The problem ▸
Copy out the listing that follows, exact in every word, and skip the images.

Data entries ▸
┄┄┄┄┄┄

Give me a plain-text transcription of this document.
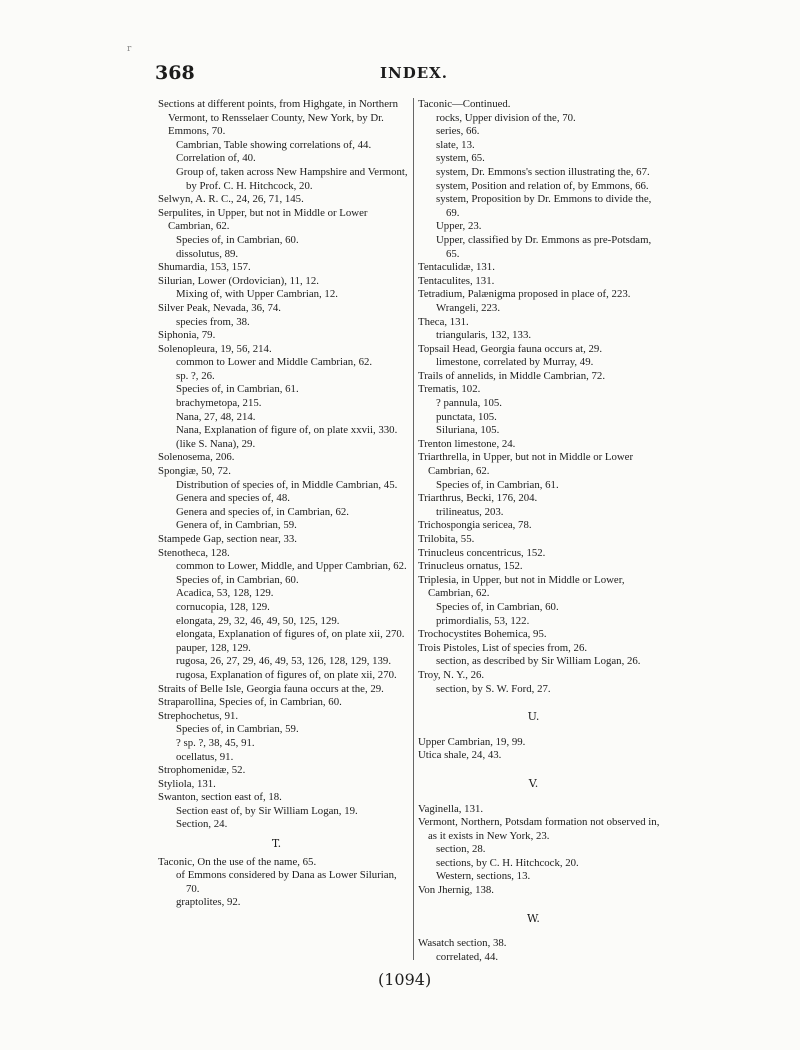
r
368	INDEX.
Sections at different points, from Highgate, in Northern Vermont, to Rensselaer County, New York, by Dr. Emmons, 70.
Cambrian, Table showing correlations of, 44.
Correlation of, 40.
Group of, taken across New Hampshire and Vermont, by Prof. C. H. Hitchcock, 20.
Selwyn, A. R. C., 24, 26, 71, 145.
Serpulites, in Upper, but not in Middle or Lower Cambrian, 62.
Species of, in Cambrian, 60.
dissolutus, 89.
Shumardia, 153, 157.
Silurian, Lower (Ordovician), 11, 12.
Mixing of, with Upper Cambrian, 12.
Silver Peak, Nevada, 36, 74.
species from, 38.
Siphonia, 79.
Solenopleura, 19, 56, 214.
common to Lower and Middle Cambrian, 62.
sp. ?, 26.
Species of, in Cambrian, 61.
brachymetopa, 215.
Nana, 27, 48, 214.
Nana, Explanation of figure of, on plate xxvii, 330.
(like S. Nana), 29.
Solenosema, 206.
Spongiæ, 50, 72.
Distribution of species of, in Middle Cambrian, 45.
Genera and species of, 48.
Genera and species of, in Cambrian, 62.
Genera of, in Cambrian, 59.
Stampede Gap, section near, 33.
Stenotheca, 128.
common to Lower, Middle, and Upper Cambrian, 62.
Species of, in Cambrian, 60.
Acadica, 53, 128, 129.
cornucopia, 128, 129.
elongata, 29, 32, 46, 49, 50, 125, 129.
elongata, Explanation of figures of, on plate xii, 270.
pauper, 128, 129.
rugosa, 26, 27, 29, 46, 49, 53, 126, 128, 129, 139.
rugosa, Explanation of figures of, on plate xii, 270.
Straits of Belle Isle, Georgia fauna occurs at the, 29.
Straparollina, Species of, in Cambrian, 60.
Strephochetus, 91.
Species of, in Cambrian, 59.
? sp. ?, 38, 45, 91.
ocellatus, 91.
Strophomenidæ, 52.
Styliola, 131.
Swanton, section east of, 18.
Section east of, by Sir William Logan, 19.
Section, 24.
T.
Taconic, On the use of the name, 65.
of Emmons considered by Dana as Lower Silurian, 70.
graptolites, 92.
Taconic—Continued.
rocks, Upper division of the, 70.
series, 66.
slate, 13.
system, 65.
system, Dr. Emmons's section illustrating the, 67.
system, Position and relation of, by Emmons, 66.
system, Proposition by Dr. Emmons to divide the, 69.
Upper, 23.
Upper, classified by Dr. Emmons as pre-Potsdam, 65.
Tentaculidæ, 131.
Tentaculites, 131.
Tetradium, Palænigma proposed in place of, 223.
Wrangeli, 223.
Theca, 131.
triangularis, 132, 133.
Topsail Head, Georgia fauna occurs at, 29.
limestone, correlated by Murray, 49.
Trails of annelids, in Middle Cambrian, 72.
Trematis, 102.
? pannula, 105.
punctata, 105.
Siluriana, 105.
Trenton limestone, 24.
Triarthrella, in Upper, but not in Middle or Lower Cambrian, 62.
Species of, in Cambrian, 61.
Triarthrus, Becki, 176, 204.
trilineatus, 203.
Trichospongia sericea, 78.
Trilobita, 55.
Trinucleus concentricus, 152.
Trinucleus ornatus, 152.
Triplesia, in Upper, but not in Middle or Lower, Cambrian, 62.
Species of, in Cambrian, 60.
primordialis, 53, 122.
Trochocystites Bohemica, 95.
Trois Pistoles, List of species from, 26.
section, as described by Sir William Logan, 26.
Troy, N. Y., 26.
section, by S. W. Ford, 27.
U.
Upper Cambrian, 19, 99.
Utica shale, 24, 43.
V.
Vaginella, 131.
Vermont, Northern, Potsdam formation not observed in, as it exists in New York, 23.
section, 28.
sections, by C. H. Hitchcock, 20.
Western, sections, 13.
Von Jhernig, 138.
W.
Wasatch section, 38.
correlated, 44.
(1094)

┄┄┄┄┄┄

Result of this task ▸
Give me a plain-text transcription of this document.
r
368	INDEX.
Sections at different points, from Highgate, in Northern Vermont, to Rensselaer County, New York, by Dr. Emmons, 70.
Cambrian, Table showing correlations of, 44.
Correlation of, 40.
Group of, taken across New Hampshire and Vermont, by Prof. C. H. Hitchcock, 20.
Selwyn, A. R. C., 24, 26, 71, 145.
Serpulites, in Upper, but not in Middle or Lower Cambrian, 62.
Species of, in Cambrian, 60.
dissolutus, 89.
Shumardia, 153, 157.
Silurian, Lower (Ordovician), 11, 12.
Mixing of, with Upper Cambrian, 12.
Silver Peak, Nevada, 36, 74.
species from, 38.
Siphonia, 79.
Solenopleura, 19, 56, 214.
common to Lower and Middle Cambrian, 62.
sp. ?, 26.
Species of, in Cambrian, 61.
brachymetopa, 215.
Nana, 27, 48, 214.
Nana, Explanation of figure of, on plate xxvii, 330.
(like S. Nana), 29.
Solenosema, 206.
Spongiæ, 50, 72.
Distribution of species of, in Middle Cambrian, 45.
Genera and species of, 48.
Genera and species of, in Cambrian, 62.
Genera of, in Cambrian, 59.
Stampede Gap, section near, 33.
Stenotheca, 128.
common to Lower, Middle, and Upper Cambrian, 62.
Species of, in Cambrian, 60.
Acadica, 53, 128, 129.
cornucopia, 128, 129.
elongata, 29, 32, 46, 49, 50, 125, 129.
elongata, Explanation of figures of, on plate xii, 270.
pauper, 128, 129.
rugosa, 26, 27, 29, 46, 49, 53, 126, 128, 129, 139.
rugosa, Explanation of figures of, on plate xii, 270.
Straits of Belle Isle, Georgia fauna occurs at the, 29.
Straparollina, Species of, in Cambrian, 60.
Strephochetus, 91.
Species of, in Cambrian, 59.
? sp. ?, 38, 45, 91.
ocellatus, 91.
Strophomenidæ, 52.
Styliola, 131.
Swanton, section east of, 18.
Section east of, by Sir William Logan, 19.
Section, 24.
T.
Taconic, On the use of the name, 65.
of Emmons considered by Dana as Lower Silurian, 70.
graptolites, 92.
Taconic—Continued.
rocks, Upper division of the, 70.
series, 66.
slate, 13.
system, 65.
system, Dr. Emmons's section illustrating the, 67.
system, Position and relation of, by Emmons, 66.
system, Proposition by Dr. Emmons to divide the, 69.
Upper, 23.
Upper, classified by Dr. Emmons as pre-Potsdam, 65.
Tentaculidæ, 131.
Tentaculites, 131.
Tetradium, Palænigma proposed in place of, 223.
Wrangeli, 223.
Theca, 131.
triangularis, 132, 133.
Topsail Head, Georgia fauna occurs at, 29.
limestone, correlated by Murray, 49.
Trails of annelids, in Middle Cambrian, 72.
Trematis, 102.
? pannula, 105.
punctata, 105.
Siluriana, 105.
Trenton limestone, 24.
Triarthrella, in Upper, but not in Middle or Lower Cambrian, 62.
Species of, in Cambrian, 61.
Triarthrus, Becki, 176, 204.
trilineatus, 203.
Trichospongia sericea, 78.
Trilobita, 55.
Trinucleus concentricus, 152.
Trinucleus ornatus, 152.
Triplesia, in Upper, but not in Middle or Lower, Cambrian, 62.
Species of, in Cambrian, 60.
primordialis, 53, 122.
Trochocystites Bohemica, 95.
Trois Pistoles, List of species from, 26.
section, as described by Sir William Logan, 26.
Troy, N. Y., 26.
section, by S. W. Ford, 27.
U.
Upper Cambrian, 19, 99.
Utica shale, 24, 43.
V.
Vaginella, 131.
Vermont, Northern, Potsdam formation not observed in, as it exists in New York, 23.
section, 28.
sections, by C. H. Hitchcock, 20.
Western, sections, 13.
Von Jhernig, 138.
W.
Wasatch section, 38.
correlated, 44.
(1094)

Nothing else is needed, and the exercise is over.